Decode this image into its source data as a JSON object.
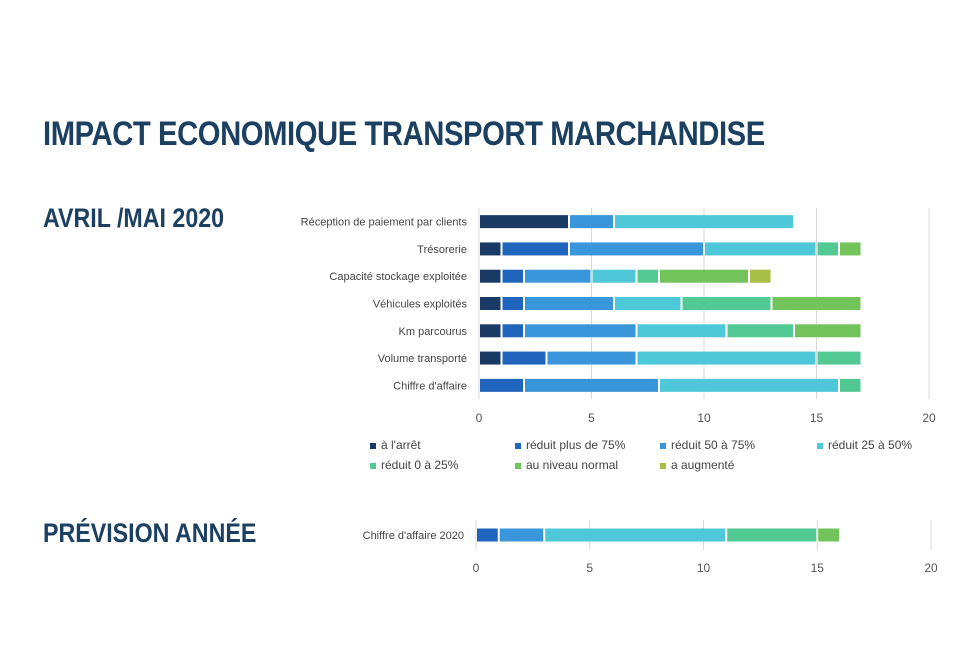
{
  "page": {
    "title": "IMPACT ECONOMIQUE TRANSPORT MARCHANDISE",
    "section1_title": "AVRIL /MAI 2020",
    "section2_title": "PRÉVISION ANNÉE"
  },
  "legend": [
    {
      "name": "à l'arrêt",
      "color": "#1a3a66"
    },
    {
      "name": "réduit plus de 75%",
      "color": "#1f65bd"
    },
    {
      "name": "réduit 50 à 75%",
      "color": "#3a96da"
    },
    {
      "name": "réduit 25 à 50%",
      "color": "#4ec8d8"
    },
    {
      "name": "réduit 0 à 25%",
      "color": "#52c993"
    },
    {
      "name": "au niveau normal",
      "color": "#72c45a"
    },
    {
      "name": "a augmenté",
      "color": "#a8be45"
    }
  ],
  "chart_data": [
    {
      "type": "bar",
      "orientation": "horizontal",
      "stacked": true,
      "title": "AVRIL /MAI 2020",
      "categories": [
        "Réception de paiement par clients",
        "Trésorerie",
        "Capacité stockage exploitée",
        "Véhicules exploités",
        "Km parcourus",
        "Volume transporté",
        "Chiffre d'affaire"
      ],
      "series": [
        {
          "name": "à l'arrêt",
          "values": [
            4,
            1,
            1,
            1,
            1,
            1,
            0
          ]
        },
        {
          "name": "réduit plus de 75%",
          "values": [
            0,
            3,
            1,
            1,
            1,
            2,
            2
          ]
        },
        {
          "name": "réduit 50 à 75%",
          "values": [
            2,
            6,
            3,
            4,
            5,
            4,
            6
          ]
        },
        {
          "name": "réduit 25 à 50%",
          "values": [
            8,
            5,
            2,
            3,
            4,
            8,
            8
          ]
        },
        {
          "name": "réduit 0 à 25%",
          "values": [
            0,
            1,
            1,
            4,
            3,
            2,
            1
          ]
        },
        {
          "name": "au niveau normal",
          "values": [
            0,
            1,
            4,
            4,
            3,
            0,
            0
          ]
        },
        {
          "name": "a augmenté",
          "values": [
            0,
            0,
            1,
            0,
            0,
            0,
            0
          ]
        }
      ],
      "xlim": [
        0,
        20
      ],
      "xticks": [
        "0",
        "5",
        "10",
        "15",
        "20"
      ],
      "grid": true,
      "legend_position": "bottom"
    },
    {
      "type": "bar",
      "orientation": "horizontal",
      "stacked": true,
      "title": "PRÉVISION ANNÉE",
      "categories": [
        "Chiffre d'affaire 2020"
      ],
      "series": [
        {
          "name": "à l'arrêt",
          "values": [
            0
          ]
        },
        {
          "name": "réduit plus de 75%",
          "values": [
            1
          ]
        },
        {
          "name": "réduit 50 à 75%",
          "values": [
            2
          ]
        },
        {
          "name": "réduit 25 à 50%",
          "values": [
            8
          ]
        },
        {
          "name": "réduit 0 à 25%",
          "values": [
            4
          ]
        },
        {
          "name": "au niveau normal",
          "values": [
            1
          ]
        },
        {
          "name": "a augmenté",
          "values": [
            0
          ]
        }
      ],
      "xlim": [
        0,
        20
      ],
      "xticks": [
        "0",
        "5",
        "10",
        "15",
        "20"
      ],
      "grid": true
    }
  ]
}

----------

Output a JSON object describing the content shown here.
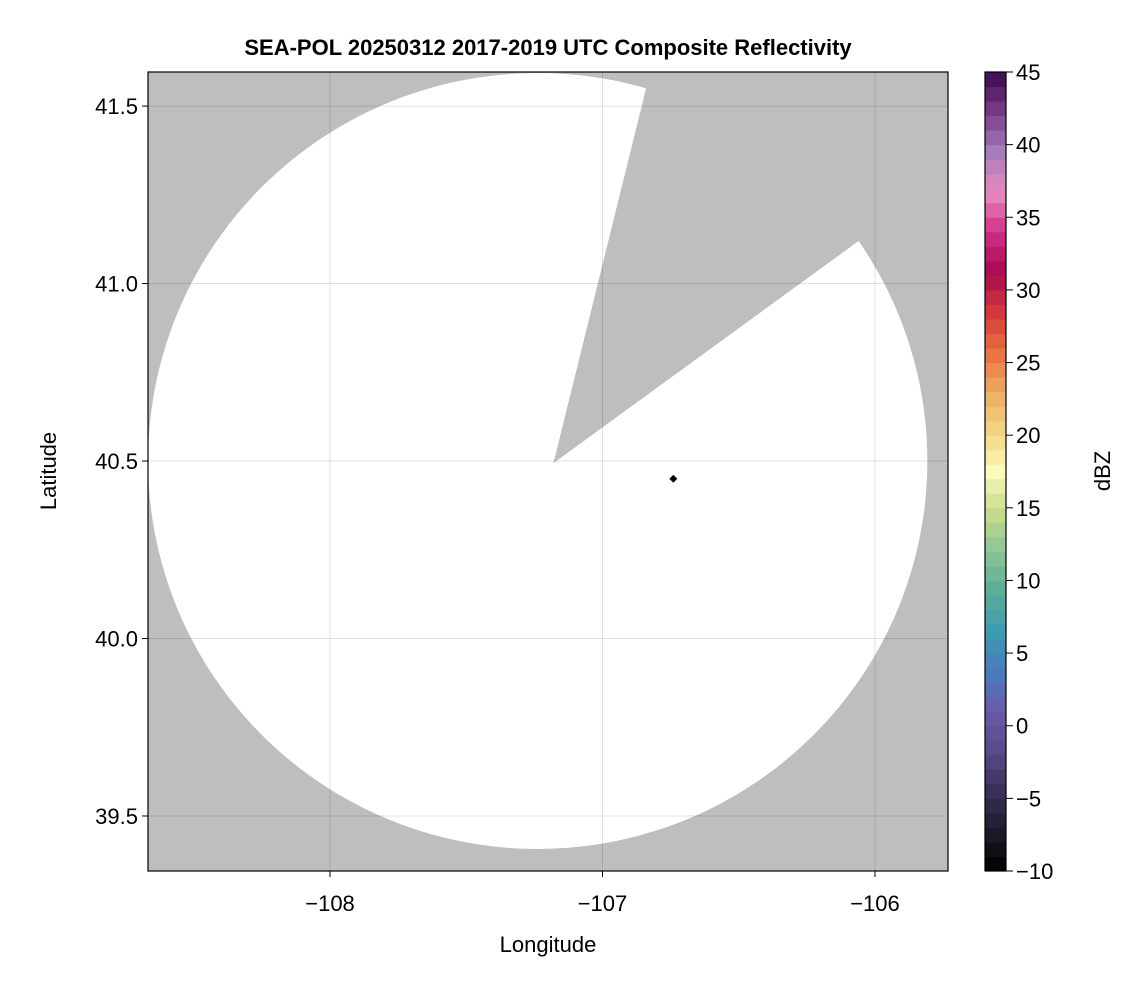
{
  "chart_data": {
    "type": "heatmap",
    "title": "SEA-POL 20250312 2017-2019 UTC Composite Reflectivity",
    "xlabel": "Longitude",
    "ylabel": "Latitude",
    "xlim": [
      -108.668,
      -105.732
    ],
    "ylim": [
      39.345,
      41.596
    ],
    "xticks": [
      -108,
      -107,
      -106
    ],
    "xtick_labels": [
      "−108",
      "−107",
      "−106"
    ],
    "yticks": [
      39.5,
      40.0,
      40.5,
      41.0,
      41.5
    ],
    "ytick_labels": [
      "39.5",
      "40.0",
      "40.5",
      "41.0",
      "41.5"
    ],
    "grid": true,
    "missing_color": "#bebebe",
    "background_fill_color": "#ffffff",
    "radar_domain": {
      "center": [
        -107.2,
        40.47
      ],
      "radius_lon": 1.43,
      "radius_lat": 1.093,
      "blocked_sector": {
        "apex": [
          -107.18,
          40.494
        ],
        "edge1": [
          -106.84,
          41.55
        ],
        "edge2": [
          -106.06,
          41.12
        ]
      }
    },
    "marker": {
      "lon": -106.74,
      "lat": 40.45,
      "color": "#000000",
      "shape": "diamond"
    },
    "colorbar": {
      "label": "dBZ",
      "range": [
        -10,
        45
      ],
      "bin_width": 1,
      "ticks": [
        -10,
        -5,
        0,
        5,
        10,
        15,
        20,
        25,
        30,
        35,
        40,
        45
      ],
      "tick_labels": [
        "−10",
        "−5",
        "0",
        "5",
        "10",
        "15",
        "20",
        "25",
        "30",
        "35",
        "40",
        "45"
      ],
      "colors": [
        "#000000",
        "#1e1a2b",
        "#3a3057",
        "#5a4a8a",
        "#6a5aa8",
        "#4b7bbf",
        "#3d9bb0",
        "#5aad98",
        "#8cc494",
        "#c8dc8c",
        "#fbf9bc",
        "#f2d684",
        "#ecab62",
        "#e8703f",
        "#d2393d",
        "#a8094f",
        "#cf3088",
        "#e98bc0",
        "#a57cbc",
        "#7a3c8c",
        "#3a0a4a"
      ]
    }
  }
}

----------

• _What you are asked to do_
Whichever lines contain the string "ANNÉE", select and copy them.

• _Task output_
    "section2_title": "PRÉVISION ANNÉE"
      "title": "PRÉVISION ANNÉE",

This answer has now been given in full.